WORK INSTRUCTIONS = Take the records underneath and set them down exactly.

-- BEGIN DATA SHOWN --

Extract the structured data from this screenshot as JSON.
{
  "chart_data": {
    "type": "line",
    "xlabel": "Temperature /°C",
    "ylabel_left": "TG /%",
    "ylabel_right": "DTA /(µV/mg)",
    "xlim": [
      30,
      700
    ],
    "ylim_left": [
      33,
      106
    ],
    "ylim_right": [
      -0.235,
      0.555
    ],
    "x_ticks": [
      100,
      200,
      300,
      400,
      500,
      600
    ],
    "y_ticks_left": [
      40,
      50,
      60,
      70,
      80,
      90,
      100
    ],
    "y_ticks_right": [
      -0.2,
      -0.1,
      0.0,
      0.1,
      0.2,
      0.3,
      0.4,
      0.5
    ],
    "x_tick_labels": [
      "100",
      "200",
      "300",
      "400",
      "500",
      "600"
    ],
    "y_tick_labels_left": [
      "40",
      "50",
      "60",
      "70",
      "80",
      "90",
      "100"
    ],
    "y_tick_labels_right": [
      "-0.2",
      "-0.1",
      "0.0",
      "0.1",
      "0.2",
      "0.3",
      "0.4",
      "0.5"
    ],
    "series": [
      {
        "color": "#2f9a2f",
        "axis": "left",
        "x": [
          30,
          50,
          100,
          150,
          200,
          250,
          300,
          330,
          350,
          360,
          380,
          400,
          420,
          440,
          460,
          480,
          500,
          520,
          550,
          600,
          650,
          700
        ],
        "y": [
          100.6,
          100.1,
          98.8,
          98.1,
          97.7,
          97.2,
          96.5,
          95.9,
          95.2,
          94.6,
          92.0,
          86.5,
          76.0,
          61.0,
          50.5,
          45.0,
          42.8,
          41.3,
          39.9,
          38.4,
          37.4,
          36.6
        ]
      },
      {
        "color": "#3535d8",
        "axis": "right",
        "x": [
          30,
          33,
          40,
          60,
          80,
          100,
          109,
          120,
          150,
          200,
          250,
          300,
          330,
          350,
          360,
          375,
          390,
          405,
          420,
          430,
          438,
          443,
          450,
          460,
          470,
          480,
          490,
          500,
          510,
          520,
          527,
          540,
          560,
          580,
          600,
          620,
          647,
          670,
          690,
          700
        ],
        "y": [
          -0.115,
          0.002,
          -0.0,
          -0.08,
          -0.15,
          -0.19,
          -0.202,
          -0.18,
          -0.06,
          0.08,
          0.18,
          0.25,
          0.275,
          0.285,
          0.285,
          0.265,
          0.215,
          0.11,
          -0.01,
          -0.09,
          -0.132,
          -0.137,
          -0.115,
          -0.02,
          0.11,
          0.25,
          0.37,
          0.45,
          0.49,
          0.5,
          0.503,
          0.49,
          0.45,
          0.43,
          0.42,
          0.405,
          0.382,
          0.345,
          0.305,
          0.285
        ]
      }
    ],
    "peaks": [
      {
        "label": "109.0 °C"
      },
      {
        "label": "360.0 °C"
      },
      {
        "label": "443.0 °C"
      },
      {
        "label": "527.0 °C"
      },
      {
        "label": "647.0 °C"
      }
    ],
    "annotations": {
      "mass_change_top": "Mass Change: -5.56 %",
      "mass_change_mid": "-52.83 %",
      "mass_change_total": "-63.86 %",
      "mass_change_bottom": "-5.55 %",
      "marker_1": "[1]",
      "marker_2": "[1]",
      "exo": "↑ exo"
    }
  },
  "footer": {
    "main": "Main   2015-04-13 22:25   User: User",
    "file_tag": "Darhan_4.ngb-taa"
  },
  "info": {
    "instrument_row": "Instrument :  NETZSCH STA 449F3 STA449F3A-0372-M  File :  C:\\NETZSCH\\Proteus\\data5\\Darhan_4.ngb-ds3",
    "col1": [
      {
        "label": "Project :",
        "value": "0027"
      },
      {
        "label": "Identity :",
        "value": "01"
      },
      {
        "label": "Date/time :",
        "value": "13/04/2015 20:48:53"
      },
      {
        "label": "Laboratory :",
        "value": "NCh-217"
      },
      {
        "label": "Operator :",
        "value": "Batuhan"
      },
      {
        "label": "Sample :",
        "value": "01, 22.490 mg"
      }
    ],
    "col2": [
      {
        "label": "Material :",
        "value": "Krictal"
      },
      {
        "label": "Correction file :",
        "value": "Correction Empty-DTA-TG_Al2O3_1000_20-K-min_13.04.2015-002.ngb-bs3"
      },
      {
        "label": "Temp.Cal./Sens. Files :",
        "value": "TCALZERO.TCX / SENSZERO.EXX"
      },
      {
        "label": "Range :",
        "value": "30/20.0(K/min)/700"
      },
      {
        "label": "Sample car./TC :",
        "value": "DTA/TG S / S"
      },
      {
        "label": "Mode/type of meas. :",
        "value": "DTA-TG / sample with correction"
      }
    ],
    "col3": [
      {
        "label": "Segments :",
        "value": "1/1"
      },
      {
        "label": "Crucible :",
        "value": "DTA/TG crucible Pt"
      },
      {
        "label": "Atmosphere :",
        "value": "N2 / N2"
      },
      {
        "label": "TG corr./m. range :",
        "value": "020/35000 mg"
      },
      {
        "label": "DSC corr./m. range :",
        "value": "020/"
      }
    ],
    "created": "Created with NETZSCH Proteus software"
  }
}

-- END DATA SHOWN --

OUTPUT FOR THIS EXERCISE =
Extract the structured data from this screenshot as JSON.
{
  "chart_data": {
    "type": "line",
    "xlabel": "Temperature /°C",
    "ylabel_left": "TG /%",
    "ylabel_right": "DTA /(µV/mg)",
    "xlim": [
      30,
      700
    ],
    "ylim_left": [
      33,
      106
    ],
    "ylim_right": [
      -0.235,
      0.555
    ],
    "x_ticks": [
      100,
      200,
      300,
      400,
      500,
      600
    ],
    "y_ticks_left": [
      40,
      50,
      60,
      70,
      80,
      90,
      100
    ],
    "y_ticks_right": [
      -0.2,
      -0.1,
      0.0,
      0.1,
      0.2,
      0.3,
      0.4,
      0.5
    ],
    "x_tick_labels": [
      "100",
      "200",
      "300",
      "400",
      "500",
      "600"
    ],
    "y_tick_labels_left": [
      "40",
      "50",
      "60",
      "70",
      "80",
      "90",
      "100"
    ],
    "y_tick_labels_right": [
      "-0.2",
      "-0.1",
      "0.0",
      "0.1",
      "0.2",
      "0.3",
      "0.4",
      "0.5"
    ],
    "series": [
      {
        "color": "#2f9a2f",
        "axis": "left",
        "x": [
          30,
          50,
          100,
          150,
          200,
          250,
          300,
          330,
          350,
          360,
          380,
          400,
          420,
          440,
          460,
          480,
          500,
          520,
          550,
          600,
          650,
          700
        ],
        "y": [
          100.6,
          100.1,
          98.8,
          98.1,
          97.7,
          97.2,
          96.5,
          95.9,
          95.2,
          94.6,
          92.0,
          86.5,
          76.0,
          61.0,
          50.5,
          45.0,
          42.8,
          41.3,
          39.9,
          38.4,
          37.4,
          36.6
        ]
      },
      {
        "color": "#3535d8",
        "axis": "right",
        "x": [
          30,
          33,
          40,
          60,
          80,
          100,
          109,
          120,
          150,
          200,
          250,
          300,
          330,
          350,
          360,
          375,
          390,
          405,
          420,
          430,
          438,
          443,
          450,
          460,
          470,
          480,
          490,
          500,
          510,
          520,
          527,
          540,
          560,
          580,
          600,
          620,
          647,
          670,
          690,
          700
        ],
        "y": [
          -0.115,
          0.002,
          -0.0,
          -0.08,
          -0.15,
          -0.19,
          -0.202,
          -0.18,
          -0.06,
          0.08,
          0.18,
          0.25,
          0.275,
          0.285,
          0.285,
          0.265,
          0.215,
          0.11,
          -0.01,
          -0.09,
          -0.132,
          -0.137,
          -0.115,
          -0.02,
          0.11,
          0.25,
          0.37,
          0.45,
          0.49,
          0.5,
          0.503,
          0.49,
          0.45,
          0.43,
          0.42,
          0.405,
          0.382,
          0.345,
          0.305,
          0.285
        ]
      }
    ],
    "peaks": [
      {
        "label": "109.0 °C"
      },
      {
        "label": "360.0 °C"
      },
      {
        "label": "443.0 °C"
      },
      {
        "label": "527.0 °C"
      },
      {
        "label": "647.0 °C"
      }
    ],
    "annotations": {
      "mass_change_top": "Mass Change: -5.56 %",
      "mass_change_mid": "-52.83 %",
      "mass_change_total": "-63.86 %",
      "mass_change_bottom": "-5.55 %",
      "marker_1": "[1]",
      "marker_2": "[1]",
      "exo": "↑ exo"
    }
  },
  "footer": {
    "main": "Main   2015-04-13 22:25   User: User",
    "file_tag": "Darhan_4.ngb-taa"
  },
  "info": {
    "instrument_row": "Instrument :  NETZSCH STA 449F3 STA449F3A-0372-M  File :  C:\\NETZSCH\\Proteus\\data5\\Darhan_4.ngb-ds3",
    "col1": [
      {
        "label": "Project :",
        "value": "0027"
      },
      {
        "label": "Identity :",
        "value": "01"
      },
      {
        "label": "Date/time :",
        "value": "13/04/2015 20:48:53"
      },
      {
        "label": "Laboratory :",
        "value": "NCh-217"
      },
      {
        "label": "Operator :",
        "value": "Batuhan"
      },
      {
        "label": "Sample :",
        "value": "01, 22.490 mg"
      }
    ],
    "col2": [
      {
        "label": "Material :",
        "value": "Krictal"
      },
      {
        "label": "Correction file :",
        "value": "Correction Empty-DTA-TG_Al2O3_1000_20-K-min_13.04.2015-002.ngb-bs3"
      },
      {
        "label": "Temp.Cal./Sens. Files :",
        "value": "TCALZERO.TCX / SENSZERO.EXX"
      },
      {
        "label": "Range :",
        "value": "30/20.0(K/min)/700"
      },
      {
        "label": "Sample car./TC :",
        "value": "DTA/TG S / S"
      },
      {
        "label": "Mode/type of meas. :",
        "value": "DTA-TG / sample with correction"
      }
    ],
    "col3": [
      {
        "label": "Segments :",
        "value": "1/1"
      },
      {
        "label": "Crucible :",
        "value": "DTA/TG crucible Pt"
      },
      {
        "label": "Atmosphere :",
        "value": "N2 / N2"
      },
      {
        "label": "TG corr./m. range :",
        "value": "020/35000 mg"
      },
      {
        "label": "DSC corr./m. range :",
        "value": "020/"
      }
    ],
    "created": "Created with NETZSCH Proteus software"
  }
}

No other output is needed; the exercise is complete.